**Data extract:**
— BEGIN —

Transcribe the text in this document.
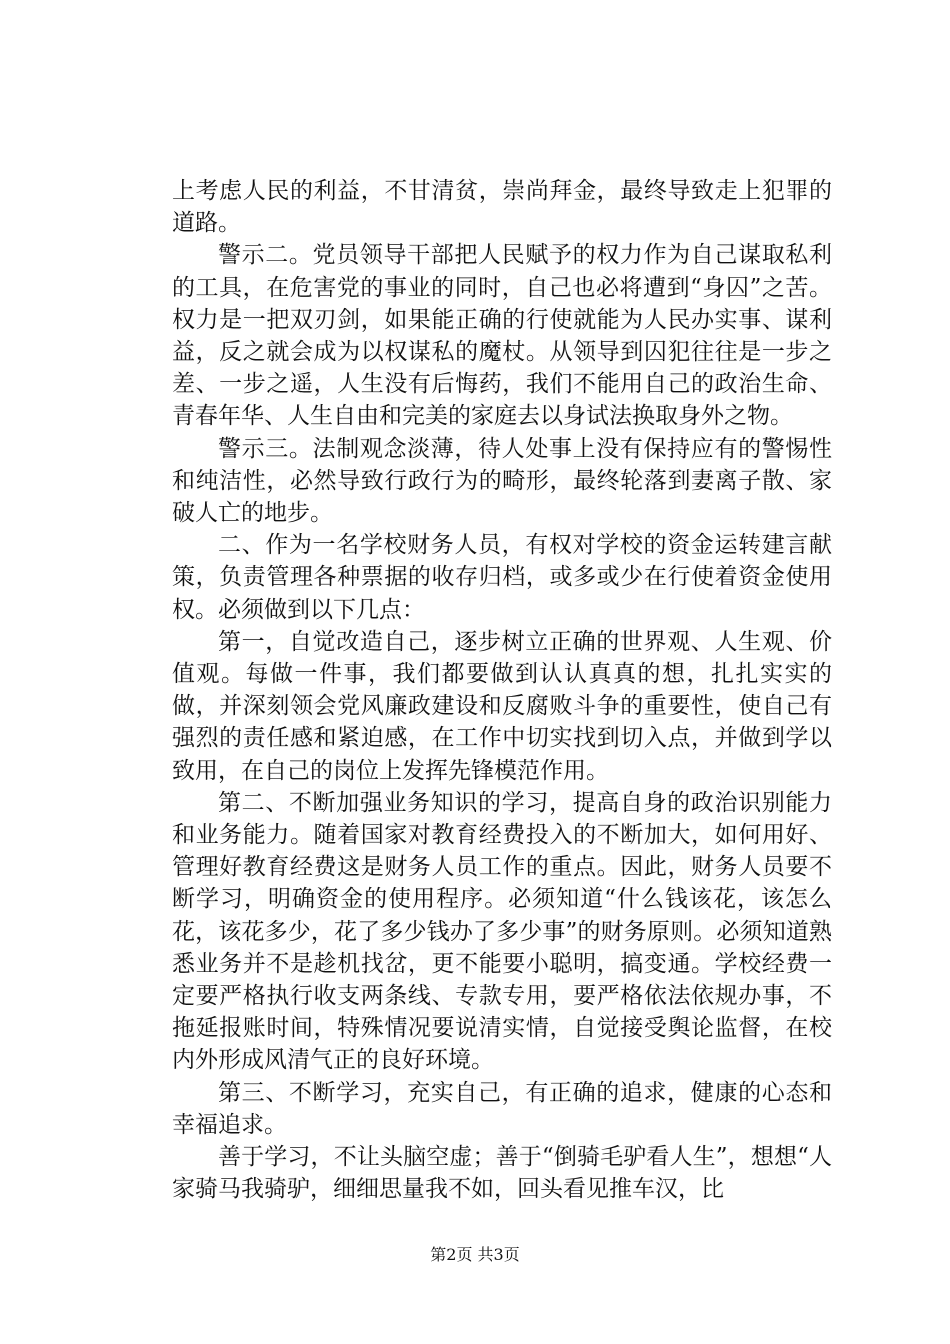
上考虑人民的利益，不甘清贫，崇尚拜金，最终导致走上犯罪的道路。

警示二。党员领导干部把人民赋予的权力作为自己谋取私利的工具，在危害党的事业的同时，自己也必将遭到“身囚”之苦。权力是一把双刃剑，如果能正确的行使就能为人民办实事、谋利益，反之就会成为以权谋私的魔杖。从领导到囚犯往往是一步之差、一步之遥，人生没有后悔药，我们不能用自己的政治生命、青春年华、人生自由和完美的家庭去以身试法换取身外之物。

警示三。法制观念淡薄，待人处事上没有保持应有的警惕性和纯洁性，必然导致行政行为的畸形，最终轮落到妻离子散、家破人亡的地步。

二、作为一名学校财务人员，有权对学校的资金运转建言献策，负责管理各种票据的收存归档，或多或少在行使着资金使用权。必须做到以下几点：

第一，自觉改造自己，逐步树立正确的世界观、人生观、价值观。每做一件事，我们都要做到认认真真的想，扎扎实实的做，并深刻领会党风廉政建设和反腐败斗争的重要性，使自己有强烈的责任感和紧迫感，在工作中切实找到切入点，并做到学以致用，在自己的岗位上发挥先锋模范作用。

第二、不断加强业务知识的学习，提高自身的政治识别能力和业务能力。随着国家对教育经费投入的不断加大，如何用好、管理好教育经费这是财务人员工作的重点。因此，财务人员要不断学习，明确资金的使用程序。必须知道“什么钱该花，该怎么花，该花多少，花了多少钱办了多少事”的财务原则。必须知道熟悉业务并不是趁机找岔，更不能要小聪明，搞变通。学校经费一定要严格执行收支两条线、专款专用，要严格依法依规办事，不拖延报账时间，特殊情况要说清实情，自觉接受舆论监督，在校内外形成风清气正的良好环境。

第三、不断学习，充实自己，有正确的追求，健康的心态和幸福追求。

善于学习，不让头脑空虚；善于“倒骑毛驴看人生”，想想“人家骑马我骑驴，细细思量我不如，回头看见推车汉，比

第2页 共3页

— END —

**Your task:** Copy the whole of the material above exactly, but not its images.

**Complete response:**
Transcribe the text in this document.
上考虑人民的利益，不甘清贫，崇尚拜金，最终导致走上犯罪的道路。

警示二。党员领导干部把人民赋予的权力作为自己谋取私利的工具，在危害党的事业的同时，自己也必将遭到“身囚”之苦。权力是一把双刃剑，如果能正确的行使就能为人民办实事、谋利益，反之就会成为以权谋私的魔杖。从领导到囚犯往往是一步之差、一步之遥，人生没有后悔药，我们不能用自己的政治生命、青春年华、人生自由和完美的家庭去以身试法换取身外之物。

警示三。法制观念淡薄，待人处事上没有保持应有的警惕性和纯洁性，必然导致行政行为的畸形，最终轮落到妻离子散、家破人亡的地步。

二、作为一名学校财务人员，有权对学校的资金运转建言献策，负责管理各种票据的收存归档，或多或少在行使着资金使用权。必须做到以下几点：

第一，自觉改造自己，逐步树立正确的世界观、人生观、价值观。每做一件事，我们都要做到认认真真的想，扎扎实实的做，并深刻领会党风廉政建设和反腐败斗争的重要性，使自己有强烈的责任感和紧迫感，在工作中切实找到切入点，并做到学以致用，在自己的岗位上发挥先锋模范作用。

第二、不断加强业务知识的学习，提高自身的政治识别能力和业务能力。随着国家对教育经费投入的不断加大，如何用好、管理好教育经费这是财务人员工作的重点。因此，财务人员要不断学习，明确资金的使用程序。必须知道“什么钱该花，该怎么花，该花多少，花了多少钱办了多少事”的财务原则。必须知道熟悉业务并不是趁机找岔，更不能要小聪明，搞变通。学校经费一定要严格执行收支两条线、专款专用，要严格依法依规办事，不拖延报账时间，特殊情况要说清实情，自觉接受舆论监督，在校内外形成风清气正的良好环境。

第三、不断学习，充实自己，有正确的追求，健康的心态和幸福追求。

善于学习，不让头脑空虚；善于“倒骑毛驴看人生”，想想“人家骑马我骑驴，细细思量我不如，回头看见推车汉，比

第2页 共3页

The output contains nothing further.